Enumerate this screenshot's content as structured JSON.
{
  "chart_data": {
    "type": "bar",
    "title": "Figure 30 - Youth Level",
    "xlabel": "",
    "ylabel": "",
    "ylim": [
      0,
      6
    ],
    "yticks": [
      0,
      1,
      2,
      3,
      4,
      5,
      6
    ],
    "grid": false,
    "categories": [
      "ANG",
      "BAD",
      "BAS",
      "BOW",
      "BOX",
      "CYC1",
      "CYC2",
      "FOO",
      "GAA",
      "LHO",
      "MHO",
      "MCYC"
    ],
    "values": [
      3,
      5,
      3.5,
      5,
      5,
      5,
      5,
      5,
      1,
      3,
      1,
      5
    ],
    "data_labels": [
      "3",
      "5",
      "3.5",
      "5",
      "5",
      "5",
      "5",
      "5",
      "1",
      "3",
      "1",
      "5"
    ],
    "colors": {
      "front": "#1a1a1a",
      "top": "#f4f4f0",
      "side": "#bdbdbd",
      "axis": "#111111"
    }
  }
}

• [Exercise objective]
Pull out each record as written and restate it exactly.

• [Answer to the exercise]
Enumerate this screenshot's content as structured JSON.
{
  "chart_data": {
    "type": "bar",
    "title": "Figure 30 - Youth Level",
    "xlabel": "",
    "ylabel": "",
    "ylim": [
      0,
      6
    ],
    "yticks": [
      0,
      1,
      2,
      3,
      4,
      5,
      6
    ],
    "grid": false,
    "categories": [
      "ANG",
      "BAD",
      "BAS",
      "BOW",
      "BOX",
      "CYC1",
      "CYC2",
      "FOO",
      "GAA",
      "LHO",
      "MHO",
      "MCYC"
    ],
    "values": [
      3,
      5,
      3.5,
      5,
      5,
      5,
      5,
      5,
      1,
      3,
      1,
      5
    ],
    "data_labels": [
      "3",
      "5",
      "3.5",
      "5",
      "5",
      "5",
      "5",
      "5",
      "1",
      "3",
      "1",
      "5"
    ],
    "colors": {
      "front": "#1a1a1a",
      "top": "#f4f4f0",
      "side": "#bdbdbd",
      "axis": "#111111"
    }
  }
}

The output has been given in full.